• _EXERCISE PROMPT_: Look through the data and write out every line with the word "Aarti" in it.

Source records
· · · · · · ·

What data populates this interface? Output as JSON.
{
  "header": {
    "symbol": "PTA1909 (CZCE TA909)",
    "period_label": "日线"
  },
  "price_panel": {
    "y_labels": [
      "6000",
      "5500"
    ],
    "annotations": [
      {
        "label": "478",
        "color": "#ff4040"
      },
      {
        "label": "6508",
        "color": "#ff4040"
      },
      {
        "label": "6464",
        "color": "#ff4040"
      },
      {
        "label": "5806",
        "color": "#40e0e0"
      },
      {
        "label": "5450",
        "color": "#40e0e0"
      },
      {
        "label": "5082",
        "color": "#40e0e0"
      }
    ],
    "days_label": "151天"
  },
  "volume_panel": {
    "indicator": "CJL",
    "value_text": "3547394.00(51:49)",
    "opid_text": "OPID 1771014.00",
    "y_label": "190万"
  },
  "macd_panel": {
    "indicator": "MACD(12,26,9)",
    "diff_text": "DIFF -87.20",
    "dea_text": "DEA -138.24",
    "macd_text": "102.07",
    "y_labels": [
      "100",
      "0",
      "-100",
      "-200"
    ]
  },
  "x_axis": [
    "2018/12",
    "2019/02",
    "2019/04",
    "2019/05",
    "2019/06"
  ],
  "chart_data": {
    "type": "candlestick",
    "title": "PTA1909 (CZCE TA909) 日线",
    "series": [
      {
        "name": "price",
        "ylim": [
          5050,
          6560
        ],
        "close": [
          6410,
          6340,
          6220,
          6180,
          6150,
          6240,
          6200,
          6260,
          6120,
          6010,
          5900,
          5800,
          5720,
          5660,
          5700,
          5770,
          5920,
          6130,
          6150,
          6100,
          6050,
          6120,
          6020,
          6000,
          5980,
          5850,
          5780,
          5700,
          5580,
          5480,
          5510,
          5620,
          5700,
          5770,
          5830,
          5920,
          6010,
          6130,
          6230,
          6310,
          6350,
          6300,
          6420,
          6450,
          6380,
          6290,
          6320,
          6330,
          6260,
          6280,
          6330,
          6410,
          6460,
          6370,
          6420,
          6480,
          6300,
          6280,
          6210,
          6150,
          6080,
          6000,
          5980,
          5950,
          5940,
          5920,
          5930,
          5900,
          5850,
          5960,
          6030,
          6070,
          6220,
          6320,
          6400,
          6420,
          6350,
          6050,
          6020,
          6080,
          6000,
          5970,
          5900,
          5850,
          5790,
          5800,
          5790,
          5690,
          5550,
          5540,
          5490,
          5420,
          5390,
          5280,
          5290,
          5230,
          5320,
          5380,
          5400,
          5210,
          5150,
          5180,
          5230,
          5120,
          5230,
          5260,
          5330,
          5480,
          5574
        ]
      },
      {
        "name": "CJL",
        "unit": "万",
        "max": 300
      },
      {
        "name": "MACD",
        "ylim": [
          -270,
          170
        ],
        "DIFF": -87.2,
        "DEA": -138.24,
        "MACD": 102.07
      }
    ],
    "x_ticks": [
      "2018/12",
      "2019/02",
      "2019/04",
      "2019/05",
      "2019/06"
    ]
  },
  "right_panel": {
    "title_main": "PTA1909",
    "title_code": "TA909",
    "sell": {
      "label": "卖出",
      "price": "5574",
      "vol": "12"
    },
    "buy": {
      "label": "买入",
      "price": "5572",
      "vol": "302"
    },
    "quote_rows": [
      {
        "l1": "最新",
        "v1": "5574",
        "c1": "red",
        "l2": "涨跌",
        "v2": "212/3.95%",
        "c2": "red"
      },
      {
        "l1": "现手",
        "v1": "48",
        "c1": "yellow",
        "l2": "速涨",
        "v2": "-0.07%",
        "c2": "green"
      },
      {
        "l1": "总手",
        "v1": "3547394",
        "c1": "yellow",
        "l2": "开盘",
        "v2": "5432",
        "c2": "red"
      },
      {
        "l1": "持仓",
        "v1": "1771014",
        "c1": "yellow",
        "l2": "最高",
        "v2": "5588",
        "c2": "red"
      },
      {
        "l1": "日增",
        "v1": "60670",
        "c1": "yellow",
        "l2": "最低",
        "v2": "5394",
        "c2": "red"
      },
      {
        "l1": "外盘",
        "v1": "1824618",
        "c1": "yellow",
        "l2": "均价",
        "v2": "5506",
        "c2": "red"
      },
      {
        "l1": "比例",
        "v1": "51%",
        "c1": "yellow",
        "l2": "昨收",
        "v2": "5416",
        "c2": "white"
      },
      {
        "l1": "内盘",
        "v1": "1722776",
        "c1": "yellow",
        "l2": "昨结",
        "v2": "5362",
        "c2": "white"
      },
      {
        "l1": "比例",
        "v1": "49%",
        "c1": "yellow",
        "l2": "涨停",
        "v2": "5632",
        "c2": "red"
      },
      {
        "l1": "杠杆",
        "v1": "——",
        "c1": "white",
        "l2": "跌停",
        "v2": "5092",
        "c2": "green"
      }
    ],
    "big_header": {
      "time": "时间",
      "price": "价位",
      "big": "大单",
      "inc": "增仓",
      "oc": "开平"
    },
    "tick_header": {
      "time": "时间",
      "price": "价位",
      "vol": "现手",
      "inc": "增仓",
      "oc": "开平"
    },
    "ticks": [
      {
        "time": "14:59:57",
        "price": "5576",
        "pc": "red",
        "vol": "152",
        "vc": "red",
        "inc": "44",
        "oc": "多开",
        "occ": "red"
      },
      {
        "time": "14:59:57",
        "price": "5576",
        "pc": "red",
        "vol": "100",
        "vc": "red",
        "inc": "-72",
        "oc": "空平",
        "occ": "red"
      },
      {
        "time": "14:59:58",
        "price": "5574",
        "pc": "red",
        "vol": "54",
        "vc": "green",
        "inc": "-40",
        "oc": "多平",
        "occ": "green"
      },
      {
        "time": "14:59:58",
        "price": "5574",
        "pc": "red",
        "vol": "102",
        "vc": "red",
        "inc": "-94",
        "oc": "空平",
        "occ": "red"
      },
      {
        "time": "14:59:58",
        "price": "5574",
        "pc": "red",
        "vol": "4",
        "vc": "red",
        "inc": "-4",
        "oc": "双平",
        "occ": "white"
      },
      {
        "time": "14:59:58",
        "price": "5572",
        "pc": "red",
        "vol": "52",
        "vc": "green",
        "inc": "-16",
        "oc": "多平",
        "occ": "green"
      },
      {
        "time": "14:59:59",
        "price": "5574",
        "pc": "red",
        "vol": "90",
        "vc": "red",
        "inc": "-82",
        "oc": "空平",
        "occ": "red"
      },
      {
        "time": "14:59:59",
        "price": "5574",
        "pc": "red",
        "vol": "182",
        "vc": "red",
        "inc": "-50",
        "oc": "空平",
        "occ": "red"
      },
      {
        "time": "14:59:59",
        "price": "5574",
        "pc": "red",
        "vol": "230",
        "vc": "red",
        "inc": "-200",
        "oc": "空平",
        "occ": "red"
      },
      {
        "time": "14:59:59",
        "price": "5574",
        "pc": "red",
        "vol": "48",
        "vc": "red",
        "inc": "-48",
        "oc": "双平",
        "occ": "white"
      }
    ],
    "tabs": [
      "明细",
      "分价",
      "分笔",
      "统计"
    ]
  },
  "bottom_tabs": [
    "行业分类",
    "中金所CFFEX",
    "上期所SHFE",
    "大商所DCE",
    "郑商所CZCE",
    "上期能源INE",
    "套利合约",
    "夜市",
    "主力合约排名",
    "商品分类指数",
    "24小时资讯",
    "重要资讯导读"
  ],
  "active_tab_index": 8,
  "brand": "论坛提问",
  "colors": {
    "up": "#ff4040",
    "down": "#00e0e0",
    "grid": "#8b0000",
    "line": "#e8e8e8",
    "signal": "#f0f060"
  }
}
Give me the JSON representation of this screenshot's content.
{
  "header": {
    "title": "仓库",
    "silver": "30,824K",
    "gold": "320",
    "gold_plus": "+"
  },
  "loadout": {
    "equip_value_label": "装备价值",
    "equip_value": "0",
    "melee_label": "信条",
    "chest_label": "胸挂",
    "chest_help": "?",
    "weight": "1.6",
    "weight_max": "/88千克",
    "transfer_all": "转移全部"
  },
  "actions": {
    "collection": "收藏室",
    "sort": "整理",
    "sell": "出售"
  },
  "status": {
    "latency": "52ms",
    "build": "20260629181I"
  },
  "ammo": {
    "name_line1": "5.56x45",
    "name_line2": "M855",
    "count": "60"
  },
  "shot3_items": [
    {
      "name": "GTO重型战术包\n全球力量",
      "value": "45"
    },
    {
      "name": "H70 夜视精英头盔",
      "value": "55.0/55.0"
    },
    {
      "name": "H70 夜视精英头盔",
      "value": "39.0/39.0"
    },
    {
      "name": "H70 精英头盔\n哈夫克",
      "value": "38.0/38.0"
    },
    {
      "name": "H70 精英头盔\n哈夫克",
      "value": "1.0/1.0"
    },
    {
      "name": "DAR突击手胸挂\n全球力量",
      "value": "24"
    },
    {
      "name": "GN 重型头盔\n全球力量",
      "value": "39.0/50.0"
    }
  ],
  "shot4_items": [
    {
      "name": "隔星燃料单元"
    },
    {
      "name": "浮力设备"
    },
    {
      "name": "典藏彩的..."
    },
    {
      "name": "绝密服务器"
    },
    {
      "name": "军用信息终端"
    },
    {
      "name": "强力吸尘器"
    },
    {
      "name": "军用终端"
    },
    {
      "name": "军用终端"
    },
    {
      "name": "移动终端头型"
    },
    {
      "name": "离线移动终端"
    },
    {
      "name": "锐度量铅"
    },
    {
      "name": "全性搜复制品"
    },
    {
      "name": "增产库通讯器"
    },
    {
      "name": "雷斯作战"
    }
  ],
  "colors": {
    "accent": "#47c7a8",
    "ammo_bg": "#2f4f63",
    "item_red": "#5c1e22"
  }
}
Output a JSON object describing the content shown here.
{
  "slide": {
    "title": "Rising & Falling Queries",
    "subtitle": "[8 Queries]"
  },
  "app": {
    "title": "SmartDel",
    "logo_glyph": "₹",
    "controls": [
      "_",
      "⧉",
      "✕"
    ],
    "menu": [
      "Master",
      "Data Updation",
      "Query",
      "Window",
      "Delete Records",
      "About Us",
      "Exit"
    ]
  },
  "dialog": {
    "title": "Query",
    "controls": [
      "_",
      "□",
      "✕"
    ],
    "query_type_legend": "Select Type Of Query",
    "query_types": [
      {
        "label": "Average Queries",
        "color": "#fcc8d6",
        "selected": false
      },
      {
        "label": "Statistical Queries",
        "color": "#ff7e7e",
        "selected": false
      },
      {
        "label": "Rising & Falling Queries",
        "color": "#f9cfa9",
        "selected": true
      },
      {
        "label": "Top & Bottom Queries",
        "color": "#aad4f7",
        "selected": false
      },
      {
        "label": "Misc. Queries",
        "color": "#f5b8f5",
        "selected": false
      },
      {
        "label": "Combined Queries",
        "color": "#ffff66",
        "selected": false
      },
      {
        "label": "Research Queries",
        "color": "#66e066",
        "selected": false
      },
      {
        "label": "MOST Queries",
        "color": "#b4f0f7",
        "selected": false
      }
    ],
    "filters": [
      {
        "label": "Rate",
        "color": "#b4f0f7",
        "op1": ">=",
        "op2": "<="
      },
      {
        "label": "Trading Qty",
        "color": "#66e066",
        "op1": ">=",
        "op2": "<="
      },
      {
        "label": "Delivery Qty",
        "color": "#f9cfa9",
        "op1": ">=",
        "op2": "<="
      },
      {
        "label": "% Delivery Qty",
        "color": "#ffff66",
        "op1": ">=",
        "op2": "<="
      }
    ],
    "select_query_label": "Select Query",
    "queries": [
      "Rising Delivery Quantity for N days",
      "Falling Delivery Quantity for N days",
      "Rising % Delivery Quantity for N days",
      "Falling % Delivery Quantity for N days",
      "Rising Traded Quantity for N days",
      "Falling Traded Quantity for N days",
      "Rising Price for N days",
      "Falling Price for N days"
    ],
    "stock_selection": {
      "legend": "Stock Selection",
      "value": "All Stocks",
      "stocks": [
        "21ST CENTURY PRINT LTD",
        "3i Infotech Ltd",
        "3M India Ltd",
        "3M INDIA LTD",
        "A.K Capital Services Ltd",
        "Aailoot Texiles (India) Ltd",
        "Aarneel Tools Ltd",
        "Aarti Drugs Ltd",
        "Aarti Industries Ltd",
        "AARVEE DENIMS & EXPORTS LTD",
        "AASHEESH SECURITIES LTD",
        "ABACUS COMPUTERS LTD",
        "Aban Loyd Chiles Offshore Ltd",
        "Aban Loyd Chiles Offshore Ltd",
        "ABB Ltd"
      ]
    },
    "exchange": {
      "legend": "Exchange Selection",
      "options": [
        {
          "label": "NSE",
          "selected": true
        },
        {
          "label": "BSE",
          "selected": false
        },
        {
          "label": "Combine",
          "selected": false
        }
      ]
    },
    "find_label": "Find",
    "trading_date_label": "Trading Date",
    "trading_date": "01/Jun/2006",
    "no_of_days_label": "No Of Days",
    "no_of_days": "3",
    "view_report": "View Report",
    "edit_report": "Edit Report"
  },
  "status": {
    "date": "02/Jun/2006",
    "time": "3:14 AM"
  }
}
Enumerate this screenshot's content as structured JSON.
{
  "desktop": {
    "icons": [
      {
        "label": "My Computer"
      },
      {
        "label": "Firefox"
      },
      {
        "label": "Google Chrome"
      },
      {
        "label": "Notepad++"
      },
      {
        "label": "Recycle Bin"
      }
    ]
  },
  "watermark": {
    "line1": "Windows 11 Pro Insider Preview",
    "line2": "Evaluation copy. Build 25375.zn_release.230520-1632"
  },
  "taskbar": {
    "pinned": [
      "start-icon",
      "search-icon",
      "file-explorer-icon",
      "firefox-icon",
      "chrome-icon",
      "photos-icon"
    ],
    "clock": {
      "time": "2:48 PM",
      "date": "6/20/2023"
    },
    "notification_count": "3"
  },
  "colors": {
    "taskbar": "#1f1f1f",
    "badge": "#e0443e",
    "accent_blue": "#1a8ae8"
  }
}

· · · · · · ·

• _RESULT FOR THIS TASK_:
        "Aarti Drugs Ltd",
        "Aarti Industries Ltd",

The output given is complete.